▸ **Task to carry out**
Separate out the lines that hold "milk".

*****

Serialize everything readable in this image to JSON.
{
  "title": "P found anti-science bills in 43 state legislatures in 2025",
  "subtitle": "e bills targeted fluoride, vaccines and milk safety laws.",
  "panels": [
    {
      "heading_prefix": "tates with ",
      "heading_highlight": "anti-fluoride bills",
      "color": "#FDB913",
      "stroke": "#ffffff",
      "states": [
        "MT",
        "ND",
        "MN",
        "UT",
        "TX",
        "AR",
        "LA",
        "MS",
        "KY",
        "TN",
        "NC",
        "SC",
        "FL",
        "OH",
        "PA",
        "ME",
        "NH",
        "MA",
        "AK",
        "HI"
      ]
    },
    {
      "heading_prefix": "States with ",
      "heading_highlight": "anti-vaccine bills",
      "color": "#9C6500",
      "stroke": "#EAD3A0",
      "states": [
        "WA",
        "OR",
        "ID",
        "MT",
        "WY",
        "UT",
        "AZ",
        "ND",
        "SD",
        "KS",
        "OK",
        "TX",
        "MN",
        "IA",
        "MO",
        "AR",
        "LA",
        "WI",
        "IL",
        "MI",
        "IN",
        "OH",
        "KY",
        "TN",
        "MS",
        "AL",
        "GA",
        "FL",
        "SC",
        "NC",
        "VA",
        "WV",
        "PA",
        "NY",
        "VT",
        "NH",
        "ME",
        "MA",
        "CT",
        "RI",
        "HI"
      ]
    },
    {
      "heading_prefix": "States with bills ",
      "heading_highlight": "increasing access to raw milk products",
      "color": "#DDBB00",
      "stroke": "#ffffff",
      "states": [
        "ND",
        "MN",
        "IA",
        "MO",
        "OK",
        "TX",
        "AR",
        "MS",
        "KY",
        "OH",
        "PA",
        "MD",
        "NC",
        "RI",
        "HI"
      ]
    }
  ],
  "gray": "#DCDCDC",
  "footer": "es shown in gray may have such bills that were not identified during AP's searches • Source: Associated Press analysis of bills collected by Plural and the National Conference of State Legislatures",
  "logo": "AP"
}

*****

▸ **Answer to the exercise**
  "subtitle": "e bills targeted fluoride, vaccines and milk safety laws.",
      "heading_highlight": "increasing access to raw milk products",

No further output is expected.